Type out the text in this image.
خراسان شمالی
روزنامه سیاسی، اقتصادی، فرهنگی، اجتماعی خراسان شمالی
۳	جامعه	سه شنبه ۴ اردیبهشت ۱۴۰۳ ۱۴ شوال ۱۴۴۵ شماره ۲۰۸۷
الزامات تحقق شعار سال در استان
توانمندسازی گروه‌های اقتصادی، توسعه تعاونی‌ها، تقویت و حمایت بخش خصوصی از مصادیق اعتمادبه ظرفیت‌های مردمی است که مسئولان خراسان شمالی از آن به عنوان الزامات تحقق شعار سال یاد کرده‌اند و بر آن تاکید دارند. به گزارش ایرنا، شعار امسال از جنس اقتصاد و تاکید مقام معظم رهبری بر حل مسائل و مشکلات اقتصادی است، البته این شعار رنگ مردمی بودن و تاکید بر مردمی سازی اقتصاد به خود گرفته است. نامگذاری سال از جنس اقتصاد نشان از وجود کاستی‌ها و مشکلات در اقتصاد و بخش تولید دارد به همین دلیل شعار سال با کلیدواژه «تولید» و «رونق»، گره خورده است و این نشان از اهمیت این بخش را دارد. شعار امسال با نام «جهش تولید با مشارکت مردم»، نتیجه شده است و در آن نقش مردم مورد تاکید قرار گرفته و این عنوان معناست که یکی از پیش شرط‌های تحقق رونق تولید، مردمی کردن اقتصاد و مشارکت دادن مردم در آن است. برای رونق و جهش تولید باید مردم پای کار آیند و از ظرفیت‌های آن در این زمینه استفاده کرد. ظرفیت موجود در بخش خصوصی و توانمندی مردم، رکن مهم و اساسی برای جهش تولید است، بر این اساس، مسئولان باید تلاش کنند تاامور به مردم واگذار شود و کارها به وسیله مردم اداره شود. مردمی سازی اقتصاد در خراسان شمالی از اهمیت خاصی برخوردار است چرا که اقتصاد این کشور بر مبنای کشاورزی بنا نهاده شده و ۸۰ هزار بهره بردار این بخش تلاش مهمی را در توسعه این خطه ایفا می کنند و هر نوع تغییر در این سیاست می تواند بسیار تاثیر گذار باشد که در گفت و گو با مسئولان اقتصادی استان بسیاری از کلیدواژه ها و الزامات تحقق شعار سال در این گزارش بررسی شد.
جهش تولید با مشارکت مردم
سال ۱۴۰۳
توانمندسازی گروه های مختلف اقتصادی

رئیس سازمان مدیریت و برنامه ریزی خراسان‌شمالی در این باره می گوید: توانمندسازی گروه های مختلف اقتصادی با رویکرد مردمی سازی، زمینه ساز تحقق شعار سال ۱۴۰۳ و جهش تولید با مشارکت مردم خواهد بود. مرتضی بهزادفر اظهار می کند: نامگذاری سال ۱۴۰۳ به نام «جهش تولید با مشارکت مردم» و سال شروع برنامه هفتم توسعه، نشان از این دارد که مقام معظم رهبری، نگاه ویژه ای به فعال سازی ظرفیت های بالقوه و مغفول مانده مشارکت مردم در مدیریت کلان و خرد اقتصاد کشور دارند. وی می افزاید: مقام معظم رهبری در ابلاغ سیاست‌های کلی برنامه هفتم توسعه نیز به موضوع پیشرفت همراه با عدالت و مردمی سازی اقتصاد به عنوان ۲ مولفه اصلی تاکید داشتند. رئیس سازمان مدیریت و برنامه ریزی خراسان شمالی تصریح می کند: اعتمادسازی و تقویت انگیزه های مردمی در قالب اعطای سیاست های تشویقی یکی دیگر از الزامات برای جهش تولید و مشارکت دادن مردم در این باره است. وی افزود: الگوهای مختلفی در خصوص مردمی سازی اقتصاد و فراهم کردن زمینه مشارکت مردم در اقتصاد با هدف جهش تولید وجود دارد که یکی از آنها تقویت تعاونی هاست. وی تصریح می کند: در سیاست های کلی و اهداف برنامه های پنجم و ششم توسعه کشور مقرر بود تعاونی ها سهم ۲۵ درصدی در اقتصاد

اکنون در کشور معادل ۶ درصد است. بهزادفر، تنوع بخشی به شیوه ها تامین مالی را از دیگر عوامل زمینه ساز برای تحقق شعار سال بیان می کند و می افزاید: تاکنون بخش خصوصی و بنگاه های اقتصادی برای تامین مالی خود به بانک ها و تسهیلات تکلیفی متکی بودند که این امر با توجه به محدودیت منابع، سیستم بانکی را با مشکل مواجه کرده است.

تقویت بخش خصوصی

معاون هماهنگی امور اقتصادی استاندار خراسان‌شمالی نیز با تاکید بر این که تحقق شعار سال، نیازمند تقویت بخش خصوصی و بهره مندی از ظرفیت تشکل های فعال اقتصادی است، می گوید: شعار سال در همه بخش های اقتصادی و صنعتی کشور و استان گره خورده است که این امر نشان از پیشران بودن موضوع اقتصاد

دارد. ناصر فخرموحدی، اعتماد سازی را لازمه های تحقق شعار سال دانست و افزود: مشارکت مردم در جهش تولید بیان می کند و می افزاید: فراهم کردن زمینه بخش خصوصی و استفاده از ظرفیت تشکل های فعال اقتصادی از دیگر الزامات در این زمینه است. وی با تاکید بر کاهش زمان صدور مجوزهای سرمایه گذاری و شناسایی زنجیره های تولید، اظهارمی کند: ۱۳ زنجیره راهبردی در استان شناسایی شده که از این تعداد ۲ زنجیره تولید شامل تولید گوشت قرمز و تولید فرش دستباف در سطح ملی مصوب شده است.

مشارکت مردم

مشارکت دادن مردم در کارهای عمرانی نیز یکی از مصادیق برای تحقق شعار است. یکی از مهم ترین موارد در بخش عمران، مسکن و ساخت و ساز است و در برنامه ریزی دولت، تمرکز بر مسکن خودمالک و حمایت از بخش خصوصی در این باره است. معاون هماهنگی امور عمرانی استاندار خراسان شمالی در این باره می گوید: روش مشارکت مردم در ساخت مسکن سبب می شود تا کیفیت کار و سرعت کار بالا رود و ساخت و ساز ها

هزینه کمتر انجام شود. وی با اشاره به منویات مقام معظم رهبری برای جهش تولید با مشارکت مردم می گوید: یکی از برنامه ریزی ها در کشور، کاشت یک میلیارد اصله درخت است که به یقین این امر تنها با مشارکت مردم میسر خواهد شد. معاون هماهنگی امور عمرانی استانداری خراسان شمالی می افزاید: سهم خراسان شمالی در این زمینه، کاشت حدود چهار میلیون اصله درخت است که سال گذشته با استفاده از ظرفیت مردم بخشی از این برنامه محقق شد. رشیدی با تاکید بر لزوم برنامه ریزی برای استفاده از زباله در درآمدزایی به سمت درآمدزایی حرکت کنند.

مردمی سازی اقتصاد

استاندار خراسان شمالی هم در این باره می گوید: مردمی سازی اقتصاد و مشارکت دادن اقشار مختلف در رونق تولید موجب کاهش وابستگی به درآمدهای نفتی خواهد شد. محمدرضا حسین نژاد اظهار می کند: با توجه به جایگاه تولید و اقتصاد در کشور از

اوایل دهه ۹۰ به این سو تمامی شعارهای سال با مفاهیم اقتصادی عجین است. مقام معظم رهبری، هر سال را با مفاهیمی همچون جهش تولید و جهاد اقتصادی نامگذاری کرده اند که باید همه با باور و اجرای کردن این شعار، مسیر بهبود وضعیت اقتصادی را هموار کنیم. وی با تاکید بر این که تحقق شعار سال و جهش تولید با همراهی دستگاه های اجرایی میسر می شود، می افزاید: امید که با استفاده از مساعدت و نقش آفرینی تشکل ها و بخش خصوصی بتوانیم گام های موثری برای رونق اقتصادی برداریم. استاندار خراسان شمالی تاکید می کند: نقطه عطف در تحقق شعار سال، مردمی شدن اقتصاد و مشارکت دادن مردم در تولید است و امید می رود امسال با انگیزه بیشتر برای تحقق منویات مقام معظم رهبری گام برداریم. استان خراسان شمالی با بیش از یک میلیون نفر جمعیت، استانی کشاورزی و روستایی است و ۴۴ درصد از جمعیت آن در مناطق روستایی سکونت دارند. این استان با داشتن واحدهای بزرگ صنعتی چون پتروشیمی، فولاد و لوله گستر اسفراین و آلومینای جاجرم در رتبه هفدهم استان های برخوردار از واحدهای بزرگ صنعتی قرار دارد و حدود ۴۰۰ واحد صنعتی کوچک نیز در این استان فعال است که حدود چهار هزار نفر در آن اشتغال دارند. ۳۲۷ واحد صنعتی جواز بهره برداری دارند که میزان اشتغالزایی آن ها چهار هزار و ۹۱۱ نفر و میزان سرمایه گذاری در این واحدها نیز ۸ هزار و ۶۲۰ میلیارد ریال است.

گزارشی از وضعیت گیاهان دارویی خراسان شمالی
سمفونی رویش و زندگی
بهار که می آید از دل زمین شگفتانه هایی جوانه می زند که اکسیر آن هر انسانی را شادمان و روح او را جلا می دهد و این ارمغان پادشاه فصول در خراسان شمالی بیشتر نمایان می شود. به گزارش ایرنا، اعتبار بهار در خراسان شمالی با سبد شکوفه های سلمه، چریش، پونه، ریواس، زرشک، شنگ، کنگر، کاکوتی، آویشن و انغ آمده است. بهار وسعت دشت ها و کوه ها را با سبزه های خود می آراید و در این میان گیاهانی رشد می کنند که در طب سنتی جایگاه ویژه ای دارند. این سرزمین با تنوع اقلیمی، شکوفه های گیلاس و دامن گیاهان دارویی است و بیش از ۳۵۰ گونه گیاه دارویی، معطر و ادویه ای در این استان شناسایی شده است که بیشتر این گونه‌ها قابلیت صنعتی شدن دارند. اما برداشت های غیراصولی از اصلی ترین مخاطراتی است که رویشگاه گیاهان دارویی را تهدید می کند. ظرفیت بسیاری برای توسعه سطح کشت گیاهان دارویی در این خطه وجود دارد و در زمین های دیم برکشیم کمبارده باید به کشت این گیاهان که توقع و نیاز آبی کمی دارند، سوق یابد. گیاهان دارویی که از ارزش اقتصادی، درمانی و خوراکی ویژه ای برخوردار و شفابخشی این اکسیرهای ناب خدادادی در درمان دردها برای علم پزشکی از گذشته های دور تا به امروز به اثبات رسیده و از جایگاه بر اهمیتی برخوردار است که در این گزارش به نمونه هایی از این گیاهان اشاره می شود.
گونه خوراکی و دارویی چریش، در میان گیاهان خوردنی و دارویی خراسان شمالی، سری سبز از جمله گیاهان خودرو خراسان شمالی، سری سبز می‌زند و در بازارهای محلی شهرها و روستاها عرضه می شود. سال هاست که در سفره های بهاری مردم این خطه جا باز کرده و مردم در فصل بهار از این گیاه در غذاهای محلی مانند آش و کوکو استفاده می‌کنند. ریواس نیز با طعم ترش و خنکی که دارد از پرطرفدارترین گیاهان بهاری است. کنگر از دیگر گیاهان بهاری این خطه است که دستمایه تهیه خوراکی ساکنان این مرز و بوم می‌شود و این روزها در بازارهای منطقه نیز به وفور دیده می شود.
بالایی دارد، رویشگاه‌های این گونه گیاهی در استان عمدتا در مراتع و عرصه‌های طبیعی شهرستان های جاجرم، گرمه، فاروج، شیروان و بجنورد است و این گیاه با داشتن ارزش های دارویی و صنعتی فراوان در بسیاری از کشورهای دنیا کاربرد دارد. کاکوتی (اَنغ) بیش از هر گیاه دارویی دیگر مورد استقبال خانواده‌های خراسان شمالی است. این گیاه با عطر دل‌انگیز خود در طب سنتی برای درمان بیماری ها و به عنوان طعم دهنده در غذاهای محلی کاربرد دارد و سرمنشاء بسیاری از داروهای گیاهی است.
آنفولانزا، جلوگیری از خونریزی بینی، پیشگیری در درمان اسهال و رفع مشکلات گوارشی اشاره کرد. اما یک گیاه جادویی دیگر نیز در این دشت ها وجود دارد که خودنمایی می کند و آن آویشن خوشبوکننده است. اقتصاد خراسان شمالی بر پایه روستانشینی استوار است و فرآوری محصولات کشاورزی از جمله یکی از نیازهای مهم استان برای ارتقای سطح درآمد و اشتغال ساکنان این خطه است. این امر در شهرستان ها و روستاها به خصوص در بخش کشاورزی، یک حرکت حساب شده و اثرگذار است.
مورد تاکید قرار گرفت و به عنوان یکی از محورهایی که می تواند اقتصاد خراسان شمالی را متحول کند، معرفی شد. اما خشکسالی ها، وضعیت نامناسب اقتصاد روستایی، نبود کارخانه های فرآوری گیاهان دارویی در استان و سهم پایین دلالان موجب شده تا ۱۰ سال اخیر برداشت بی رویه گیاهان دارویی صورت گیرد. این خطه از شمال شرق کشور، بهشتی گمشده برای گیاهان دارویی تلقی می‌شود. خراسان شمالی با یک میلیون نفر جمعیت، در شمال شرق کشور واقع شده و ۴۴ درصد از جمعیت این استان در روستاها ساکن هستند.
==
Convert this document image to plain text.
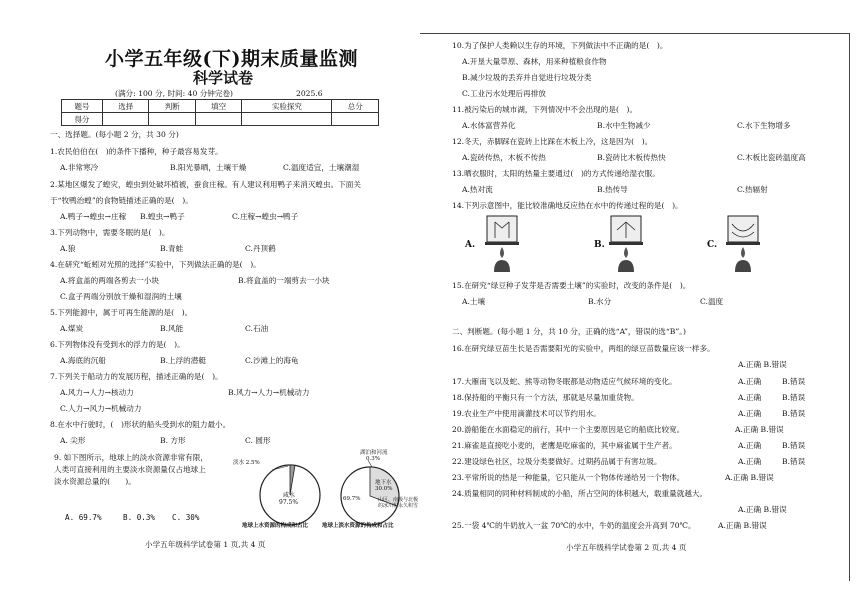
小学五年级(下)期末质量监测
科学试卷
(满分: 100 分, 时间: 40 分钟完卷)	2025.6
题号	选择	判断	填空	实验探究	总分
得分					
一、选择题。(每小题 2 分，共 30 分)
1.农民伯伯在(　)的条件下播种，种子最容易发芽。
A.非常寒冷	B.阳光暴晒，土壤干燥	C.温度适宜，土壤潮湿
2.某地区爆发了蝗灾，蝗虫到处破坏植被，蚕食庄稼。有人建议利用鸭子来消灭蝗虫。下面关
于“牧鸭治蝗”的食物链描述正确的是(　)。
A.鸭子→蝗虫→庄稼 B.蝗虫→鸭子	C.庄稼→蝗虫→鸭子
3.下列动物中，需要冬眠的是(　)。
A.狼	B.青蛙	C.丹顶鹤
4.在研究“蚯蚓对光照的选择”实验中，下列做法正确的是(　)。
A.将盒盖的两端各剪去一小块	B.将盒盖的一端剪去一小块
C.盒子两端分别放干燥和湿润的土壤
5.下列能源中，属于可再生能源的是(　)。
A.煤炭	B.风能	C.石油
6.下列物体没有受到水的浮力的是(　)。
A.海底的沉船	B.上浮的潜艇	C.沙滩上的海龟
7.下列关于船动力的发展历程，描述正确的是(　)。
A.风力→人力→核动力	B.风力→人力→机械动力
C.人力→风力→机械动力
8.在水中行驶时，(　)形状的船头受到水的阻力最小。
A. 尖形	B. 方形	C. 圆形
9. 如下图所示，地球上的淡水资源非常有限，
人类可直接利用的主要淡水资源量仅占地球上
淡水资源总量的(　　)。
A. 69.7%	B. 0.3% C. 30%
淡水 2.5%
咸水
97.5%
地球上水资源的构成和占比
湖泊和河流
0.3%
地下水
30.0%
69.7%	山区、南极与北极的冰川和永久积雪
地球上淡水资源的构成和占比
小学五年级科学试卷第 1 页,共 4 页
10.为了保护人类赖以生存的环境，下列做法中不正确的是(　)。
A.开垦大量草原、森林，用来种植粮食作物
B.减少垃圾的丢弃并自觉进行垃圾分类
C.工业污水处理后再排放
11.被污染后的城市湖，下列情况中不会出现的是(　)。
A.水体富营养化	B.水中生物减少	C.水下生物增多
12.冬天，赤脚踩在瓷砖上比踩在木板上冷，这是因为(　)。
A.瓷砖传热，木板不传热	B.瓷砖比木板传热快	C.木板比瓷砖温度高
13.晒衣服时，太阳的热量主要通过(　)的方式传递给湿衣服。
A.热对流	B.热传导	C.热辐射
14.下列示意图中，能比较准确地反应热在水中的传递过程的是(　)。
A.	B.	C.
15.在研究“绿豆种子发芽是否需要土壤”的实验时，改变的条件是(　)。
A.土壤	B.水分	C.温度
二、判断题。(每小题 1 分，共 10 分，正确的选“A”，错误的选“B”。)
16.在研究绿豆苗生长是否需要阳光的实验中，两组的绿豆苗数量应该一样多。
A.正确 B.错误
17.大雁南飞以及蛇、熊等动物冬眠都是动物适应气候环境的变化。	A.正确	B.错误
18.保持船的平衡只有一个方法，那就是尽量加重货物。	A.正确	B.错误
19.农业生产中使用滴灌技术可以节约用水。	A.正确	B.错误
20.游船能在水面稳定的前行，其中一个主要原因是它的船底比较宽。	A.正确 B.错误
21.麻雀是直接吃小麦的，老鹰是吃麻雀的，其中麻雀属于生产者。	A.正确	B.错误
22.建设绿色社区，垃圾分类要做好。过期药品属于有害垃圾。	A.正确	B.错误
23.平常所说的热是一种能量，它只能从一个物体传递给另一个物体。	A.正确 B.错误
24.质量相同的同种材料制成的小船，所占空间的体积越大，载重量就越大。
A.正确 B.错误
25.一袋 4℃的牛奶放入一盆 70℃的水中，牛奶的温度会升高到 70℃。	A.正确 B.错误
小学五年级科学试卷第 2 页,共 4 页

### Aim of the task
Each line that has the word "text" should be copied.

### Correct response
Type out the text in this image.
Convert this document image to plain text.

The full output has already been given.